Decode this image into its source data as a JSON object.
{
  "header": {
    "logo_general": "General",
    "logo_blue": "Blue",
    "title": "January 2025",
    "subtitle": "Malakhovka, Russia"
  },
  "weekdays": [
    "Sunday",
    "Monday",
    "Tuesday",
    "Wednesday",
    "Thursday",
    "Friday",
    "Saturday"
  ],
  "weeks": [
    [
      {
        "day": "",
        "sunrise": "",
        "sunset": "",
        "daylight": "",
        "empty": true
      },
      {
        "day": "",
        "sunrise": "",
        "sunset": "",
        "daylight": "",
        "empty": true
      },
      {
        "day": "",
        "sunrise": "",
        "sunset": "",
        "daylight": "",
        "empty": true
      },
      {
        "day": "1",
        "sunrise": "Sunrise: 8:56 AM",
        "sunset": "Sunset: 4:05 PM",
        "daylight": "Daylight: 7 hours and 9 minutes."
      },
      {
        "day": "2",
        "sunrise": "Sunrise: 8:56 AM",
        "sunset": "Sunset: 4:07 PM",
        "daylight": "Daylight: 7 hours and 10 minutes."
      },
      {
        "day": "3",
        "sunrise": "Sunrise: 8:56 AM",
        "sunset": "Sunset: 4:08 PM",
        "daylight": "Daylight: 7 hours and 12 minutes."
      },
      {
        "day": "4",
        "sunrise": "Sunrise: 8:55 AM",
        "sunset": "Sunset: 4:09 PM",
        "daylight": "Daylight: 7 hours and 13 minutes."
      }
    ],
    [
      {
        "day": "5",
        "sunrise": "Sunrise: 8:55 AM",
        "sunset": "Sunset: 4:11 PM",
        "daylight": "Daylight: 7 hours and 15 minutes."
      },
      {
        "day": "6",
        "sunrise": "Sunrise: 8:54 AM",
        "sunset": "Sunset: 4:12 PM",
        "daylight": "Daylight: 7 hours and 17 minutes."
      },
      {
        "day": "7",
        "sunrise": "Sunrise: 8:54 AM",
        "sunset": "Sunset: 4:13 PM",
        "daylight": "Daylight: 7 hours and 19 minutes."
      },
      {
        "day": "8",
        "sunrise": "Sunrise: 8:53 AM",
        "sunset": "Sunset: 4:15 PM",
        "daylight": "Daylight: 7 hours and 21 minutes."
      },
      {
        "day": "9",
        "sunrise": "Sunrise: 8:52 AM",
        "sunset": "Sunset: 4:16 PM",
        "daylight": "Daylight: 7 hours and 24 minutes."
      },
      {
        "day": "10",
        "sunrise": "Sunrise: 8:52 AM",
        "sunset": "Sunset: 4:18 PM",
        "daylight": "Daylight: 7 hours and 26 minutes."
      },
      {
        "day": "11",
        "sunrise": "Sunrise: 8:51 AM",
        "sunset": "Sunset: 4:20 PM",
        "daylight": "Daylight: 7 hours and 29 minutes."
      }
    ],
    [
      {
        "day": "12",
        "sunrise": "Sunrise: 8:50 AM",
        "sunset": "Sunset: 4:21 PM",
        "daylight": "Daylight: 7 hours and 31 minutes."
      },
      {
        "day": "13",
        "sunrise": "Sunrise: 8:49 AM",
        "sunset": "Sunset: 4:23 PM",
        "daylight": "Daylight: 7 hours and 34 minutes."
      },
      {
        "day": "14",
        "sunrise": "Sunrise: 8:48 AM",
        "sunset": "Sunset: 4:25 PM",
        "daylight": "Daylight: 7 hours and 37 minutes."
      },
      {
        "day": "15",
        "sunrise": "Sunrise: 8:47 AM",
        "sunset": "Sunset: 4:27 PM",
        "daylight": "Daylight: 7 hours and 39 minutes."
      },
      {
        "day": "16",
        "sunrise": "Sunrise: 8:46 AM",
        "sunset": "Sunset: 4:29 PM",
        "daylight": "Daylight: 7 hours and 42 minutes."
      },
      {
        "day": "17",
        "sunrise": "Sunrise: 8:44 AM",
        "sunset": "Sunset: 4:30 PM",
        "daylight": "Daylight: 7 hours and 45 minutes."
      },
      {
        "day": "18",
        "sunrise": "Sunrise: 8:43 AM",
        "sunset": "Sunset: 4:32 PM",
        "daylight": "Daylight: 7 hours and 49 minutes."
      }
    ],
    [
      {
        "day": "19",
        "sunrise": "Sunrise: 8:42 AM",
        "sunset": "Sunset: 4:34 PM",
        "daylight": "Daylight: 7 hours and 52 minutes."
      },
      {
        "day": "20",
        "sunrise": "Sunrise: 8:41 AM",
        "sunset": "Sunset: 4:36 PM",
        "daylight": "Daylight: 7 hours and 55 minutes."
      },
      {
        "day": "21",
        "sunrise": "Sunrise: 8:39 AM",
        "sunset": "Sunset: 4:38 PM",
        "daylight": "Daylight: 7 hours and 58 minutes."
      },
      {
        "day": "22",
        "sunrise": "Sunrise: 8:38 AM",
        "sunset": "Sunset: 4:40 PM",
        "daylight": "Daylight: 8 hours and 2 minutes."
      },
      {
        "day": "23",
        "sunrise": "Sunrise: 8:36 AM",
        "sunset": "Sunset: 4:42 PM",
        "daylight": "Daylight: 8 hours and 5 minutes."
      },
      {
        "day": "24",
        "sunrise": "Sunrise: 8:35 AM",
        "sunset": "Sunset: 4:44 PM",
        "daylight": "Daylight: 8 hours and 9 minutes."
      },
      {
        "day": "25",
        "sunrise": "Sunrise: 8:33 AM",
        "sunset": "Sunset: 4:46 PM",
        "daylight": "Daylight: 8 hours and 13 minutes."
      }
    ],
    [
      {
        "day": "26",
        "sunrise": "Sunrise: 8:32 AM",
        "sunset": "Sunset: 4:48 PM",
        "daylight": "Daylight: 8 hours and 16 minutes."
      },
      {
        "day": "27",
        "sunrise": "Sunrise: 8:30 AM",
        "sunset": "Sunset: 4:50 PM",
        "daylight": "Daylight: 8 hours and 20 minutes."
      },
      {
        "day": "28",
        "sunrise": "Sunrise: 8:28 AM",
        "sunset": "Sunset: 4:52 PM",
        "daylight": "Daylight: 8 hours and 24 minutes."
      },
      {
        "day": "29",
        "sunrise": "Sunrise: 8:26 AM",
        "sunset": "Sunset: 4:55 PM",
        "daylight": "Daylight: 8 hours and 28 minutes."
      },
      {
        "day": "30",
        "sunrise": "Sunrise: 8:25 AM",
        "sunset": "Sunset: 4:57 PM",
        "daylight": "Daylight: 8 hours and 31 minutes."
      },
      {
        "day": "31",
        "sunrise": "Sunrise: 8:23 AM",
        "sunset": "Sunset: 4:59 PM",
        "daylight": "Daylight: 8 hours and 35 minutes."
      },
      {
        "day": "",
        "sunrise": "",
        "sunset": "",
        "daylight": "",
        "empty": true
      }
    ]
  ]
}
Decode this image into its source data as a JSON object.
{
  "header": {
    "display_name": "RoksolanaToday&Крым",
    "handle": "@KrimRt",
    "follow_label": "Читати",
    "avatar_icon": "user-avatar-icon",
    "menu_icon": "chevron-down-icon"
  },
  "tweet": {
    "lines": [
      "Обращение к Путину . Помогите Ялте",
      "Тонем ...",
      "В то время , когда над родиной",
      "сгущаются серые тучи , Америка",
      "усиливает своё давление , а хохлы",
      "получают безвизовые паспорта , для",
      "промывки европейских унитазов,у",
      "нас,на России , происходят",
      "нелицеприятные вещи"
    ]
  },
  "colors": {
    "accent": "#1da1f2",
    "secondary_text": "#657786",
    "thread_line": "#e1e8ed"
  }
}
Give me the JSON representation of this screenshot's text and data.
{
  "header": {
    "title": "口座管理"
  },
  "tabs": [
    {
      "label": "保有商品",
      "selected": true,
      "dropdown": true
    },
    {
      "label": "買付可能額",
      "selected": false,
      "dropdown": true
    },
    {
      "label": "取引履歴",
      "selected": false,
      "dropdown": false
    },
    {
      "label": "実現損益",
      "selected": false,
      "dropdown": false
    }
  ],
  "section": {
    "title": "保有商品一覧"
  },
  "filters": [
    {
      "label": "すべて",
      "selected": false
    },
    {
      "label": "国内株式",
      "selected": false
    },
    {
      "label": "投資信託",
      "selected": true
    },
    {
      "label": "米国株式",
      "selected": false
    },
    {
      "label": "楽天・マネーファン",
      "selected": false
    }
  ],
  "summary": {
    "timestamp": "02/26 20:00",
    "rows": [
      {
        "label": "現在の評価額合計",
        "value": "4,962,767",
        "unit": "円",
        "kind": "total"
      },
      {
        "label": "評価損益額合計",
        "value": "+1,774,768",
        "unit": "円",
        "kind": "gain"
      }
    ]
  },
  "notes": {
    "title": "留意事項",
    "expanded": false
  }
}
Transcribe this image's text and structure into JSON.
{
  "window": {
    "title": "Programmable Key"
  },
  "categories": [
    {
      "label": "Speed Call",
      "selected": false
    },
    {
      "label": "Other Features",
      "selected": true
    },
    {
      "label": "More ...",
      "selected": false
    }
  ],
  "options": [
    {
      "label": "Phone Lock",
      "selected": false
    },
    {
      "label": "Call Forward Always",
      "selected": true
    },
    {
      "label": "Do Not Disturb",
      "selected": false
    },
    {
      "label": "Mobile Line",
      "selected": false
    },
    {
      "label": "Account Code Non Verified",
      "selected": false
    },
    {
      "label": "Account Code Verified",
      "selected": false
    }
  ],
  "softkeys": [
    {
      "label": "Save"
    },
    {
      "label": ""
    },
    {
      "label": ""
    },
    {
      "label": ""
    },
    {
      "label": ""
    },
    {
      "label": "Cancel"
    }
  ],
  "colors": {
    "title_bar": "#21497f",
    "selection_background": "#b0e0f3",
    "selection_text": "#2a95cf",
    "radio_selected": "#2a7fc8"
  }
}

**Required task**:
Check each line above for the string "this", then copy the ones that have it.

**Exercise solution**:
Decode this image into its source data as a JSON object.
Decode this image into its source data as a JSON object.
Give me the JSON representation of this screenshot's text and data.
Transcribe this image's text and structure into JSON.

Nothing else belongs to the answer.